[Records from a collection of figures]
****************************************
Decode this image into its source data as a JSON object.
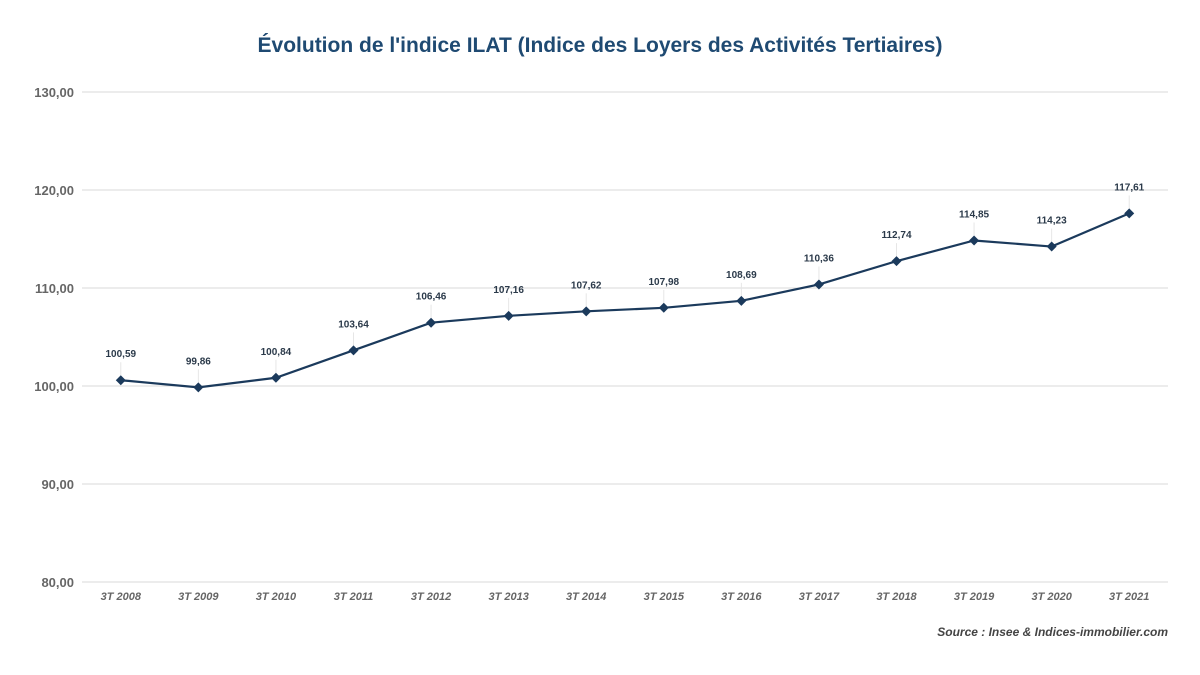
{
  "chart_data": {
    "type": "line",
    "title": "Évolution de l'indice ILAT (Indice des Loyers des Activités Tertiaires)",
    "xlabel": "",
    "ylabel": "",
    "categories": [
      "3T 2008",
      "3T 2009",
      "3T 2010",
      "3T 2011",
      "3T 2012",
      "3T 2013",
      "3T 2014",
      "3T 2015",
      "3T 2016",
      "3T 2017",
      "3T 2018",
      "3T 2019",
      "3T 2020",
      "3T 2021"
    ],
    "values": [
      100.59,
      99.86,
      100.84,
      103.64,
      106.46,
      107.16,
      107.62,
      107.98,
      108.69,
      110.36,
      112.74,
      114.85,
      114.23,
      117.61
    ],
    "data_labels": [
      "100,59",
      "99,86",
      "100,84",
      "103,64",
      "106,46",
      "107,16",
      "107,62",
      "107,98",
      "108,69",
      "110,36",
      "112,74",
      "114,85",
      "114,23",
      "117,61"
    ],
    "ylim": [
      80,
      130
    ],
    "yticks": [
      80,
      90,
      100,
      110,
      120,
      130
    ],
    "ytick_labels": [
      "80,00",
      "90,00",
      "100,00",
      "110,00",
      "120,00",
      "130,00"
    ],
    "grid": true,
    "legend": "none",
    "marker": "diamond",
    "colors": {
      "line": "#1b3a5c",
      "grid": "#d9d9d9",
      "title": "#1f4a72"
    },
    "source": "Source : Insee & Indices-immobilier.com"
  }
}
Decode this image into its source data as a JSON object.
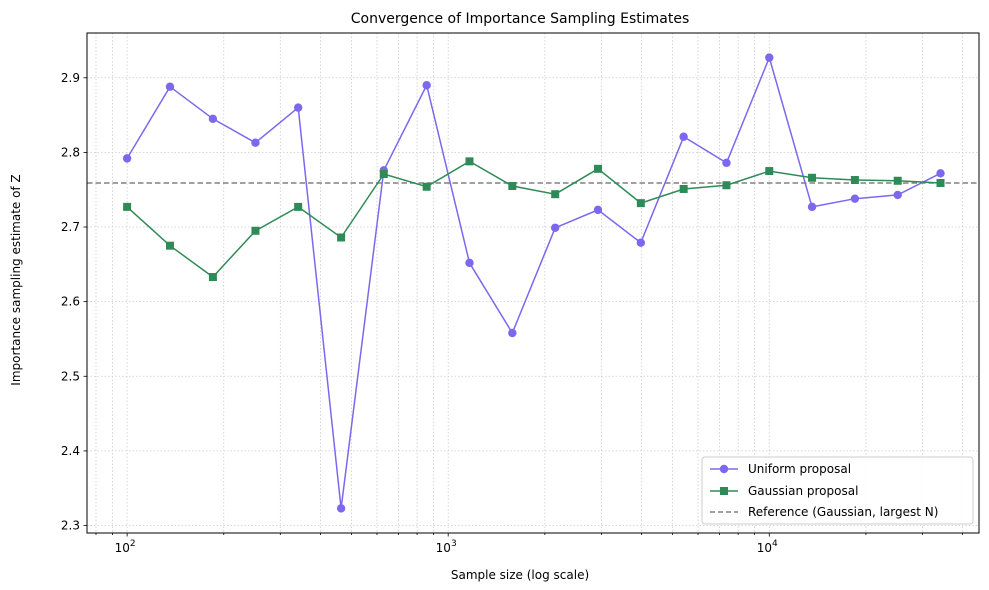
{
  "chart_data": {
    "type": "line",
    "title": "Convergence of Importance Sampling Estimates",
    "xlabel": "Sample size (log scale)",
    "ylabel": "Importance sampling estimate of Z",
    "xscale": "log",
    "xlim": [
      75,
      45000
    ],
    "ylim": [
      2.29,
      2.96
    ],
    "grid": true,
    "legend_position": "lower-right",
    "x_ticks": [
      {
        "value": 100,
        "base": "10",
        "exp": "2"
      },
      {
        "value": 1000,
        "base": "10",
        "exp": "3"
      },
      {
        "value": 10000,
        "base": "10",
        "exp": "4"
      }
    ],
    "y_ticks": [
      "2.3",
      "2.4",
      "2.5",
      "2.6",
      "2.7",
      "2.8",
      "2.9"
    ],
    "x": [
      100,
      136,
      185,
      251,
      341,
      464,
      630,
      857,
      1165,
      1584,
      2154,
      2928,
      3981,
      5412,
      7356,
      10000,
      13590,
      18480,
      25120,
      34150
    ],
    "series": [
      {
        "name": "Uniform proposal",
        "color": "#7b68ee",
        "marker": "circle",
        "values": [
          2.792,
          2.888,
          2.845,
          2.813,
          2.86,
          2.323,
          2.776,
          2.89,
          2.652,
          2.558,
          2.699,
          2.723,
          2.679,
          2.821,
          2.786,
          2.927,
          2.727,
          2.738,
          2.743,
          2.772
        ]
      },
      {
        "name": "Gaussian proposal",
        "color": "#2e8b57",
        "marker": "square",
        "values": [
          2.727,
          2.675,
          2.633,
          2.695,
          2.727,
          2.686,
          2.771,
          2.754,
          2.788,
          2.755,
          2.744,
          2.778,
          2.732,
          2.751,
          2.756,
          2.775,
          2.766,
          2.763,
          2.762,
          2.759
        ]
      }
    ],
    "reference": {
      "name": "Reference (Gaussian, largest N)",
      "value": 2.759,
      "color": "#808080",
      "style": "dashed"
    }
  }
}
****************************************
_Goal_: Transcribe every record above exactly, leaving out the pictures.

_Answer_:
Decode this image into its source data as a JSON object.
{
  "chart_data": {
    "type": "line",
    "title": "Évolution de l'indice ILAT (Indice des Loyers des Activités Tertiaires)",
    "xlabel": "",
    "ylabel": "",
    "categories": [
      "3T 2008",
      "3T 2009",
      "3T 2010",
      "3T 2011",
      "3T 2012",
      "3T 2013",
      "3T 2014",
      "3T 2015",
      "3T 2016",
      "3T 2017",
      "3T 2018",
      "3T 2019",
      "3T 2020",
      "3T 2021"
    ],
    "values": [
      100.59,
      99.86,
      100.84,
      103.64,
      106.46,
      107.16,
      107.62,
      107.98,
      108.69,
      110.36,
      112.74,
      114.85,
      114.23,
      117.61
    ],
    "data_labels": [
      "100,59",
      "99,86",
      "100,84",
      "103,64",
      "106,46",
      "107,16",
      "107,62",
      "107,98",
      "108,69",
      "110,36",
      "112,74",
      "114,85",
      "114,23",
      "117,61"
    ],
    "ylim": [
      80,
      130
    ],
    "yticks": [
      80,
      90,
      100,
      110,
      120,
      130
    ],
    "ytick_labels": [
      "80,00",
      "90,00",
      "100,00",
      "110,00",
      "120,00",
      "130,00"
    ],
    "grid": true,
    "legend": "none",
    "marker": "diamond",
    "colors": {
      "line": "#1b3a5c",
      "grid": "#d9d9d9",
      "title": "#1f4a72"
    },
    "source": "Source : Insee & Indices-immobilier.com"
  }
}
Decode this image into its source data as a JSON object.
{
  "chart_data": {
    "type": "line",
    "title": "Convergence of Importance Sampling Estimates",
    "xlabel": "Sample size (log scale)",
    "ylabel": "Importance sampling estimate of Z",
    "xscale": "log",
    "xlim": [
      75,
      45000
    ],
    "ylim": [
      2.29,
      2.96
    ],
    "grid": true,
    "legend_position": "lower-right",
    "x_ticks": [
      {
        "value": 100,
        "base": "10",
        "exp": "2"
      },
      {
        "value": 1000,
        "base": "10",
        "exp": "3"
      },
      {
        "value": 10000,
        "base": "10",
        "exp": "4"
      }
    ],
    "y_ticks": [
      "2.3",
      "2.4",
      "2.5",
      "2.6",
      "2.7",
      "2.8",
      "2.9"
    ],
    "x": [
      100,
      136,
      185,
      251,
      341,
      464,
      630,
      857,
      1165,
      1584,
      2154,
      2928,
      3981,
      5412,
      7356,
      10000,
      13590,
      18480,
      25120,
      34150
    ],
    "series": [
      {
        "name": "Uniform proposal",
        "color": "#7b68ee",
        "marker": "circle",
        "values": [
          2.792,
          2.888,
          2.845,
          2.813,
          2.86,
          2.323,
          2.776,
          2.89,
          2.652,
          2.558,
          2.699,
          2.723,
          2.679,
          2.821,
          2.786,
          2.927,
          2.727,
          2.738,
          2.743,
          2.772
        ]
      },
      {
        "name": "Gaussian proposal",
        "color": "#2e8b57",
        "marker": "square",
        "values": [
          2.727,
          2.675,
          2.633,
          2.695,
          2.727,
          2.686,
          2.771,
          2.754,
          2.788,
          2.755,
          2.744,
          2.778,
          2.732,
          2.751,
          2.756,
          2.775,
          2.766,
          2.763,
          2.762,
          2.759
        ]
      }
    ],
    "reference": {
      "name": "Reference (Gaussian, largest N)",
      "value": 2.759,
      "color": "#808080",
      "style": "dashed"
    }
  }
}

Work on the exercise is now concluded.